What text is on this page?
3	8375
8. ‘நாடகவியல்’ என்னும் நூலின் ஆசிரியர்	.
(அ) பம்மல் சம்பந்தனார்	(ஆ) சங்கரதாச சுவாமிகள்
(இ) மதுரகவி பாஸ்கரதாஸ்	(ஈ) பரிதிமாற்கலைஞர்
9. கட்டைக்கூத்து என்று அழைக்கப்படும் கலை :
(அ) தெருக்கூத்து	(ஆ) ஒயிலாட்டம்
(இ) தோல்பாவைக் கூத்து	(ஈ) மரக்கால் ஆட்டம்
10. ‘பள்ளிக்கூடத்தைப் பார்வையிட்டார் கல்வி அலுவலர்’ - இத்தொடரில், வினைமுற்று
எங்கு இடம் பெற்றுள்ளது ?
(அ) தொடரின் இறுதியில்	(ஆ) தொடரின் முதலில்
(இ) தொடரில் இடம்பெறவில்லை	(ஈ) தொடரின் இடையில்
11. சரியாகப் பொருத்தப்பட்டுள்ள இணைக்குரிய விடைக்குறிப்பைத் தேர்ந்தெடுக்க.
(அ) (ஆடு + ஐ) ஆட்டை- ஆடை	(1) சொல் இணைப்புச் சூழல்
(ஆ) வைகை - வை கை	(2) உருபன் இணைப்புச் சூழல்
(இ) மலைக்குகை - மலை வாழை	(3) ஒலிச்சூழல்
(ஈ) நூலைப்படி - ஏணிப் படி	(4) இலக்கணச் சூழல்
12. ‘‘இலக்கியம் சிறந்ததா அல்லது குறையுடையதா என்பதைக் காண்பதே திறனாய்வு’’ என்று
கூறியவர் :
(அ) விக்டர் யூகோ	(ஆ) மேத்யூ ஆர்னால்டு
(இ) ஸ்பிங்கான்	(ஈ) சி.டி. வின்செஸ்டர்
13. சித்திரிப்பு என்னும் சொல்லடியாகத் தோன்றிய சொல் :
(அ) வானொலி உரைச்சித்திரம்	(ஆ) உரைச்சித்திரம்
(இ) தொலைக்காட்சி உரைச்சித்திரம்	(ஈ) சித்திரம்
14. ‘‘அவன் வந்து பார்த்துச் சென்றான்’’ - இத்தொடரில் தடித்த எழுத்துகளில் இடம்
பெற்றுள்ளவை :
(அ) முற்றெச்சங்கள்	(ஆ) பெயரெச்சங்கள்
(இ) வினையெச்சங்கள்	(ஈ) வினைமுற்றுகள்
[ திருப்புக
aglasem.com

═══

**Your instructions**
The listing above must be transcribed exactly, line by line.

**Written answer**
What text is on this page?
3	8375
8. ‘நாடகவியல்’ என்னும் நூலின் ஆசிரியர்	.
(அ) பம்மல் சம்பந்தனார்	(ஆ) சங்கரதாச சுவாமிகள்
(இ) மதுரகவி பாஸ்கரதாஸ்	(ஈ) பரிதிமாற்கலைஞர்
9. கட்டைக்கூத்து என்று அழைக்கப்படும் கலை :
(அ) தெருக்கூத்து	(ஆ) ஒயிலாட்டம்
(இ) தோல்பாவைக் கூத்து	(ஈ) மரக்கால் ஆட்டம்
10. ‘பள்ளிக்கூடத்தைப் பார்வையிட்டார் கல்வி அலுவலர்’ - இத்தொடரில், வினைமுற்று
எங்கு இடம் பெற்றுள்ளது ?
(அ) தொடரின் இறுதியில்	(ஆ) தொடரின் முதலில்
(இ) தொடரில் இடம்பெறவில்லை	(ஈ) தொடரின் இடையில்
11. சரியாகப் பொருத்தப்பட்டுள்ள இணைக்குரிய விடைக்குறிப்பைத் தேர்ந்தெடுக்க.
(அ) (ஆடு + ஐ) ஆட்டை- ஆடை	(1) சொல் இணைப்புச் சூழல்
(ஆ) வைகை - வை கை	(2) உருபன் இணைப்புச் சூழல்
(இ) மலைக்குகை - மலை வாழை	(3) ஒலிச்சூழல்
(ஈ) நூலைப்படி - ஏணிப் படி	(4) இலக்கணச் சூழல்
12. ‘‘இலக்கியம் சிறந்ததா அல்லது குறையுடையதா என்பதைக் காண்பதே திறனாய்வு’’ என்று
கூறியவர் :
(அ) விக்டர் யூகோ	(ஆ) மேத்யூ ஆர்னால்டு
(இ) ஸ்பிங்கான்	(ஈ) சி.டி. வின்செஸ்டர்
13. சித்திரிப்பு என்னும் சொல்லடியாகத் தோன்றிய சொல் :
(அ) வானொலி உரைச்சித்திரம்	(ஆ) உரைச்சித்திரம்
(இ) தொலைக்காட்சி உரைச்சித்திரம்	(ஈ) சித்திரம்
14. ‘‘அவன் வந்து பார்த்துச் சென்றான்’’ - இத்தொடரில் தடித்த எழுத்துகளில் இடம்
பெற்றுள்ளவை :
(அ) முற்றெச்சங்கள்	(ஆ) பெயரெச்சங்கள்
(இ) வினையெச்சங்கள்	(ஈ) வினைமுற்றுகள்
[ திருப்புக
aglasem.com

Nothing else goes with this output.